# Short task
Repeat, exactly and in full, the lines of the listing below, but without any pictures.

# Dataset entries
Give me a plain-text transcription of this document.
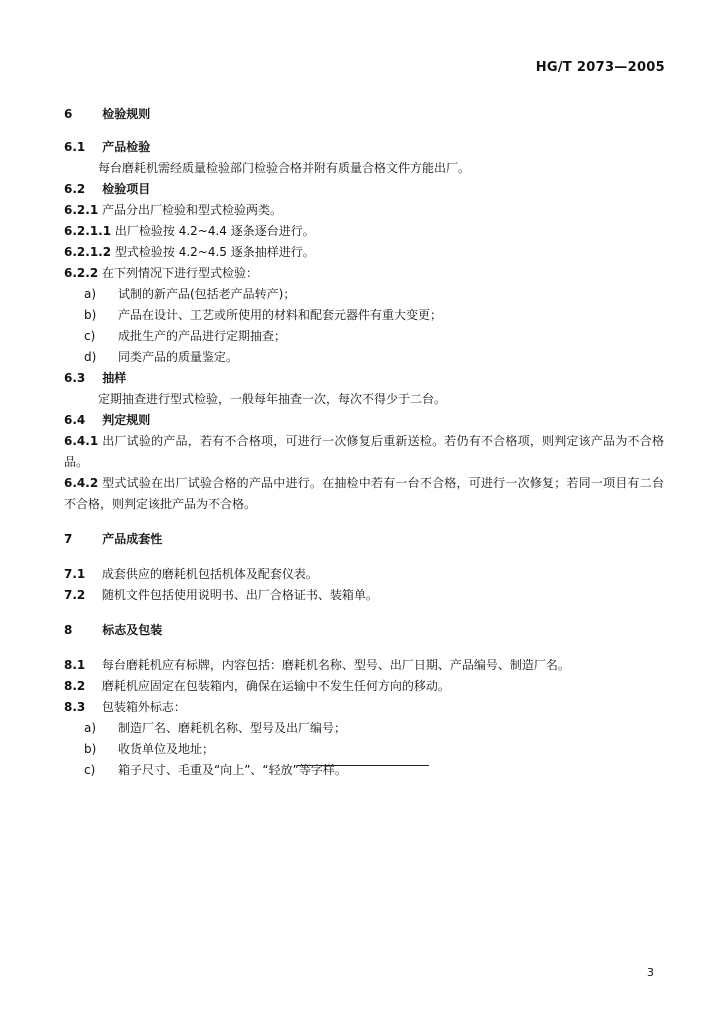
HG/T 2073—2005

6 检验规则

6.1 产品检验

每台磨耗机需经质量检验部门检验合格并附有质量合格文件方能出厂。

6.2 检验项目

6.2.1 产品分出厂检验和型式检验两类。

6.2.1.1 出厂检验按 4.2~4.4 逐条逐台进行。

6.2.1.2 型式检验按 4.2~4.5 逐条抽样进行。

6.2.2 在下列情况下进行型式检验：

a) 试制的新产品(包括老产品转产)；

b) 产品在设计、工艺或所使用的材料和配套元器件有重大变更；

c) 成批生产的产品进行定期抽查；

d) 同类产品的质量鉴定。

6.3 抽样

定期抽查进行型式检验，一般每年抽查一次，每次不得少于二台。

6.4 判定规则

6.4.1 出厂试验的产品，若有不合格项，可进行一次修复后重新送检。若仍有不合格项，则判定该产品为不合格品。

6.4.2 型式试验在出厂试验合格的产品中进行。在抽检中若有一台不合格，可进行一次修复；若同一项目有二台不合格，则判定该批产品为不合格。

7 产品成套性

7.1 成套供应的磨耗机包括机体及配套仪表。

7.2 随机文件包括使用说明书、出厂合格证书、装箱单。

8 标志及包装

8.1 每台磨耗机应有标牌，内容包括：磨耗机名称、型号、出厂日期、产品编号、制造厂名。

8.2 磨耗机应固定在包装箱内，确保在运输中不发生任何方向的移动。

8.3 包装箱外标志：

a) 制造厂名、磨耗机名称、型号及出厂编号；

b) 收货单位及地址；

c) 箱子尺寸、毛重及“向上”、“轻放”等字样。

3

# Response for this exercise
Give me a plain-text transcription of this document.
HG/T 2073—2005

6 检验规则

6.1 产品检验

每台磨耗机需经质量检验部门检验合格并附有质量合格文件方能出厂。

6.2 检验项目

6.2.1 产品分出厂检验和型式检验两类。

6.2.1.1 出厂检验按 4.2~4.4 逐条逐台进行。

6.2.1.2 型式检验按 4.2~4.5 逐条抽样进行。

6.2.2 在下列情况下进行型式检验：

a) 试制的新产品(包括老产品转产)；

b) 产品在设计、工艺或所使用的材料和配套元器件有重大变更；

c) 成批生产的产品进行定期抽查；

d) 同类产品的质量鉴定。

6.3 抽样

定期抽查进行型式检验，一般每年抽查一次，每次不得少于二台。

6.4 判定规则

6.4.1 出厂试验的产品，若有不合格项，可进行一次修复后重新送检。若仍有不合格项，则判定该产品为不合格品。

6.4.2 型式试验在出厂试验合格的产品中进行。在抽检中若有一台不合格，可进行一次修复；若同一项目有二台不合格，则判定该批产品为不合格。

7 产品成套性

7.1 成套供应的磨耗机包括机体及配套仪表。

7.2 随机文件包括使用说明书、出厂合格证书、装箱单。

8 标志及包装

8.1 每台磨耗机应有标牌，内容包括：磨耗机名称、型号、出厂日期、产品编号、制造厂名。

8.2 磨耗机应固定在包装箱内，确保在运输中不发生任何方向的移动。

8.3 包装箱外标志：

a) 制造厂名、磨耗机名称、型号及出厂编号；

b) 收货单位及地址；

c) 箱子尺寸、毛重及“向上”、“轻放”等字样。

3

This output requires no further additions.